Given instruction:
Lines containing the string "CH₃OH" are to be counted; report the number and nothing more.

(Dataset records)
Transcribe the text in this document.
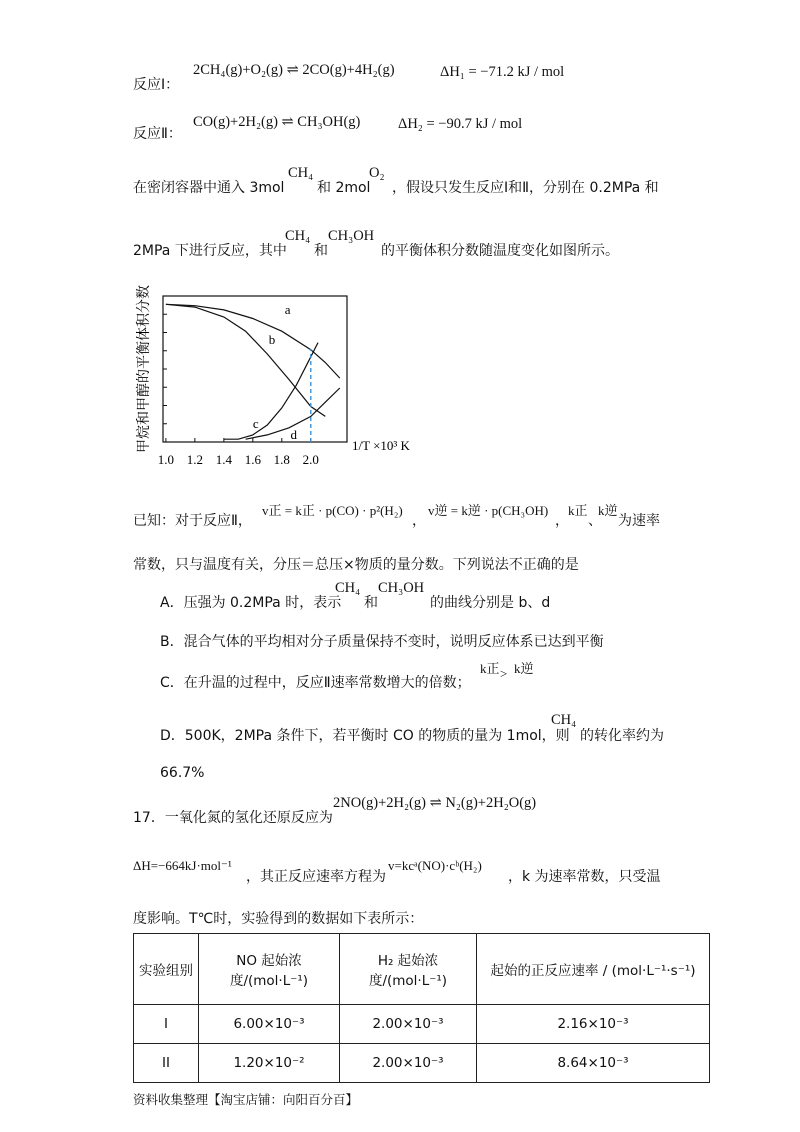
反应Ⅰ：
2CH₄(g)+O₂(g) ⇌ 2CO(g)+4H₂(g)	ΔH₁ = −71.2 kJ / mol
反应Ⅱ：
CO(g)+2H₂(g) ⇌ CH₃OH(g)	ΔH₂ = −90.7 kJ / mol
在密闭容器中通入 3mol
CH₄
和 2mol
O₂
，假设只发生反应Ⅰ和Ⅱ，分别在 0.2MPa 和
2MPa 下进行反应，其中
CH₄
和
CH₃OH
的平衡体积分数随温度变化如图所示。
1.0 1.2 1.4 1.6 1.8 2.0
a
b
c
d
甲烷和甲醇的平衡体积分数	1/T ×10³ K
已知：对于反应Ⅱ，
v正 = k正 · p(CO) · p²(H₂)
，
v逆 = k逆 · p(CH₃OH)
，
k正
、
k逆
为速率
常数，只与温度有关，分压＝总压×物质的量分数。下列说法不正确的是
A．压强为 0.2MPa 时，表示
CH₄
和
CH₃OH
的曲线分别是 b、d
B．混合气体的平均相对分子质量保持不变时，说明反应体系已达到平衡
C．在升温的过程中，反应Ⅱ速率常数增大的倍数；
k正 > k逆
D．500K，2MPa 条件下，若平衡时 CO 的物质的量为 1mol，则
CH₄
的转化率约为
66.7%
17．一氧化氮的氢化还原反应为
2NO(g)+2H₂(g) ⇌ N₂(g)+2H₂O(g)
ΔH=−664kJ·mol⁻¹
，其正反应速率方程为
v=kcᵃ(NO)·cᵇ(H₂)
，k 为速率常数，只受温
度影响。T℃时，实验得到的数据如下表所示：
实验组别	NO 起始浓度/(mol·L⁻¹)	H₂ 起始浓度/(mol·L⁻¹)	起始的正反应速率 / (mol·L⁻¹·s⁻¹)
I	6.00×10⁻³	2.00×10⁻³	2.16×10⁻³
II	1.20×10⁻²	2.00×10⁻³	8.64×10⁻³
资料收集整理【淘宝店铺：向阳百分百】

Answer below:
4